**Exercise brief:**
Produce the listing below again, exactly as shown.

**Available records:**
▼

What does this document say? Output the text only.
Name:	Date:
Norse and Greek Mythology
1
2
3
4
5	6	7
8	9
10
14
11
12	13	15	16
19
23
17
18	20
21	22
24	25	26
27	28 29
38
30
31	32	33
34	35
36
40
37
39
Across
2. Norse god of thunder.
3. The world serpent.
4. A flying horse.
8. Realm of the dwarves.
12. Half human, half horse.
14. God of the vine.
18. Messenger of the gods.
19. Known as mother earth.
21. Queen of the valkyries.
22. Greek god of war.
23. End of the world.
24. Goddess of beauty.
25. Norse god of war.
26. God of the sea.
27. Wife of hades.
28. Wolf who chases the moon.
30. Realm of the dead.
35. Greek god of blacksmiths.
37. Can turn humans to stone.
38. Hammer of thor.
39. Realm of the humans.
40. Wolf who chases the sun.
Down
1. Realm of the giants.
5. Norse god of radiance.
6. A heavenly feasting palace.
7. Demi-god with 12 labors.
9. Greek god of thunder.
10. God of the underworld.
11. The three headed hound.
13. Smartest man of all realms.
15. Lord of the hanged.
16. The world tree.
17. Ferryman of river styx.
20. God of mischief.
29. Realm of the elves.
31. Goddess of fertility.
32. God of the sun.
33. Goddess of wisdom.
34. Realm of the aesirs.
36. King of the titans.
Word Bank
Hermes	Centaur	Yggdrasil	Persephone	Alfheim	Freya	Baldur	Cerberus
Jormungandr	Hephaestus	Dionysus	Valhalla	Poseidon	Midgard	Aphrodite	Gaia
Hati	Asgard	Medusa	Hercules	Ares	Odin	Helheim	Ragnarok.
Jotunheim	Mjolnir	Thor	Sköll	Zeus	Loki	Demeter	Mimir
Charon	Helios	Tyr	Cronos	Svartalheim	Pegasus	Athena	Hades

▲

**Solved exercise:**
What does this document say? Output the text only.
Name:	Date:
Norse and Greek Mythology
1
2
3
4
5	6	7
8	9
10
14
11
12	13	15	16
19
23
17
18	20
21	22
24	25	26
27	28 29
38
30
31	32	33
34	35
36
40
37
39
Across
2. Norse god of thunder.
3. The world serpent.
4. A flying horse.
8. Realm of the dwarves.
12. Half human, half horse.
14. God of the vine.
18. Messenger of the gods.
19. Known as mother earth.
21. Queen of the valkyries.
22. Greek god of war.
23. End of the world.
24. Goddess of beauty.
25. Norse god of war.
26. God of the sea.
27. Wife of hades.
28. Wolf who chases the moon.
30. Realm of the dead.
35. Greek god of blacksmiths.
37. Can turn humans to stone.
38. Hammer of thor.
39. Realm of the humans.
40. Wolf who chases the sun.
Down
1. Realm of the giants.
5. Norse god of radiance.
6. A heavenly feasting palace.
7. Demi-god with 12 labors.
9. Greek god of thunder.
10. God of the underworld.
11. The three headed hound.
13. Smartest man of all realms.
15. Lord of the hanged.
16. The world tree.
17. Ferryman of river styx.
20. God of mischief.
29. Realm of the elves.
31. Goddess of fertility.
32. God of the sun.
33. Goddess of wisdom.
34. Realm of the aesirs.
36. King of the titans.
Word Bank
Hermes	Centaur	Yggdrasil	Persephone	Alfheim	Freya	Baldur	Cerberus
Jormungandr	Hephaestus	Dionysus	Valhalla	Poseidon	Midgard	Aphrodite	Gaia
Hati	Asgard	Medusa	Hercules	Ares	Odin	Helheim	Ragnarok.
Jotunheim	Mjolnir	Thor	Sköll	Zeus	Loki	Demeter	Mimir
Charon	Helios	Tyr	Cronos	Svartalheim	Pegasus	Athena	Hades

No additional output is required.